Source records:
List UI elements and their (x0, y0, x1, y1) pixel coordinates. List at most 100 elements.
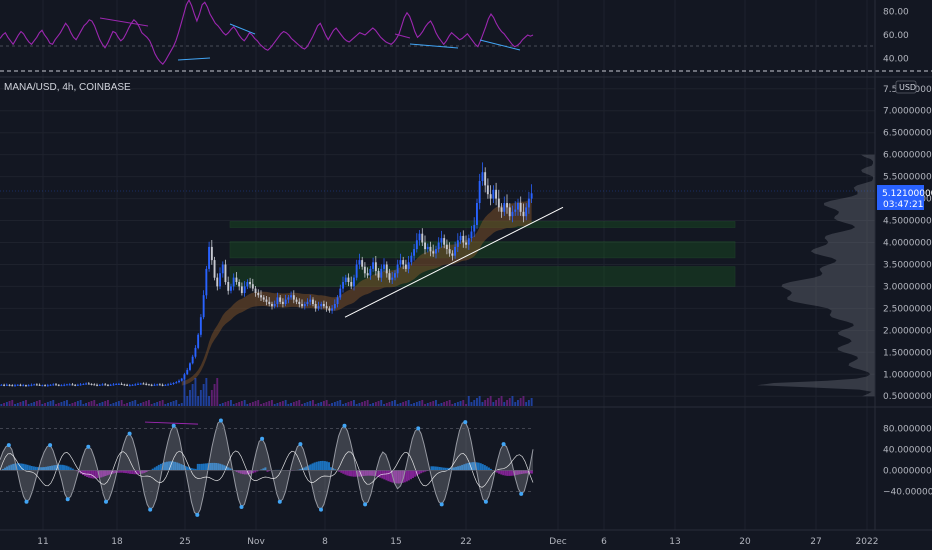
rsi-tick-label: 60.00 (883, 31, 909, 41)
candle-body (445, 244, 448, 250)
ema-band (181, 198, 532, 386)
volume-bar (98, 403, 101, 406)
currency-button[interactable]: USD (895, 80, 917, 94)
candle-body (322, 304, 325, 307)
last-price-badge: 5.12100000 03:47:21 (877, 185, 932, 210)
oscillator-histogram-bar (317, 461, 320, 471)
oscillator-histogram-bar (143, 470, 146, 473)
volume-bar (508, 398, 511, 406)
oscillator-histogram-bar (10, 464, 13, 471)
oscillator-axis: 80.00000000 40.00000000 0.00000000 −40.0000… (883, 424, 932, 497)
candle-body (325, 306, 328, 309)
oscillator-tick-label: −40.00000000 (883, 487, 932, 497)
oscillator-histogram-bar (98, 470, 101, 478)
volume-bar (41, 404, 44, 406)
candle-body (489, 194, 492, 199)
candle-body (183, 374, 186, 379)
oscillator-histogram-bar (106, 470, 109, 476)
volume-bar (0, 404, 3, 406)
oscillator-histogram-bar (352, 470, 355, 477)
candle-body (44, 385, 46, 387)
oscillator-histogram-bar (213, 462, 216, 471)
rsi-line (0, 0, 534, 66)
oscillator-histogram-bar (47, 466, 50, 471)
volume-bar (478, 396, 481, 406)
oscillator-extreme-dot (277, 499, 282, 504)
oscillator-histogram-bar (430, 466, 433, 471)
volume-bar (344, 403, 347, 406)
oscillator-histogram-bar (440, 467, 443, 471)
candle-body (265, 299, 268, 302)
oscillator-histogram-bar (362, 470, 365, 476)
time-tick-label: 25 (179, 537, 190, 547)
candle-body (443, 238, 446, 245)
volume-bar (435, 400, 437, 406)
volume-bar (298, 400, 301, 406)
candle-body (295, 299, 298, 302)
candle-body (0, 384, 3, 386)
volume-bar (5, 402, 8, 406)
oscillator-histogram-bar (373, 470, 376, 476)
volume-bar (199, 390, 202, 406)
volume-bar (251, 402, 254, 406)
oscillator-histogram-bar (194, 468, 197, 471)
candle-body (268, 301, 271, 304)
oscillator-extreme-dot (195, 512, 200, 517)
oscillator-histogram-bar (246, 470, 248, 475)
rsi-panel[interactable] (0, 0, 932, 72)
time-tick-label: 22 (460, 537, 471, 547)
volume-bar (495, 400, 497, 406)
volume-bar (66, 400, 68, 406)
volume-bar (350, 401, 353, 406)
candle-body (366, 273, 369, 276)
volume-bar (254, 401, 257, 406)
oscillator-histogram-bar (328, 462, 330, 471)
candle-body (339, 288, 342, 298)
volume-bar (221, 403, 224, 406)
volume-bar (333, 402, 336, 406)
candle-body (336, 297, 339, 304)
oscillator-histogram-bar (120, 470, 123, 473)
volume-bar (14, 404, 16, 406)
candle-body (131, 384, 134, 386)
trendline (344, 206, 564, 318)
oscillator-histogram-bar (309, 464, 312, 471)
candle-body (292, 295, 295, 300)
candle-body (429, 246, 432, 252)
oscillator-histogram-bar (504, 470, 507, 476)
candle-body (139, 383, 142, 385)
price-panel[interactable] (0, 154, 875, 406)
oscillator-panel[interactable] (0, 418, 534, 517)
candle-body (511, 211, 514, 217)
price-tick-label: 7.00000000 (883, 107, 932, 117)
support-zone (229, 266, 736, 287)
volume-bar (445, 401, 448, 406)
rsi-divergence-lines (99, 17, 521, 61)
oscillator-histogram-bar (202, 463, 205, 471)
volume-bar (44, 403, 46, 406)
volume-bar (79, 400, 82, 406)
volume-bar (292, 402, 295, 406)
oscillator-histogram-bar (348, 470, 351, 477)
volume-bar (197, 396, 200, 406)
candle-body (156, 384, 159, 386)
candle-body (350, 282, 353, 287)
oscillator-histogram-bar (211, 462, 214, 471)
volume-bar (16, 403, 19, 406)
candle-body (317, 306, 320, 309)
volume-bar (164, 404, 167, 406)
volume-bar (448, 400, 451, 406)
oscillator-histogram-bar (508, 470, 511, 476)
candle-body (440, 238, 443, 243)
volume-bar (301, 404, 303, 406)
time-tick-label: 27 (810, 537, 821, 547)
oscillator-histogram-bar (514, 470, 517, 476)
oscillator-extreme-dot (218, 418, 223, 423)
volume-bar (38, 400, 41, 406)
volume-bar (295, 401, 298, 406)
oscillator-histogram-bar (479, 463, 482, 471)
oscillator-divergence-lines (144, 421, 199, 425)
volume-bar (85, 403, 87, 406)
oscillator-histogram-bar (141, 470, 144, 474)
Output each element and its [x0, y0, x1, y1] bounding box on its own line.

» What you need to do
Take everything from the line containing "rsi-tick-label: 60.00 (883, 31, 909, 41)" down to the line containing "oscillator-axis: 80.00000000 40.00000000", and write out only those lines again with "volume-bar" swapped for "volume-column" and everything else left unchanged.

» Full solution
rsi-tick-label: 60.00 (883, 31, 909, 41)
candle-body (445, 244, 448, 250)
ema-band (181, 198, 532, 386)
volume-column (98, 403, 101, 406)
currency-button[interactable]: USD (895, 80, 917, 94)
candle-body (322, 304, 325, 307)
last-price-badge: 5.12100000 03:47:21 (877, 185, 932, 210)
oscillator-histogram-bar (317, 461, 320, 471)
oscillator-histogram-bar (143, 470, 146, 473)
volume-column (508, 398, 511, 406)
oscillator-histogram-bar (10, 464, 13, 471)
oscillator-axis: 80.00000000 40.00000000 0.00000000 −40.0000… (883, 424, 932, 497)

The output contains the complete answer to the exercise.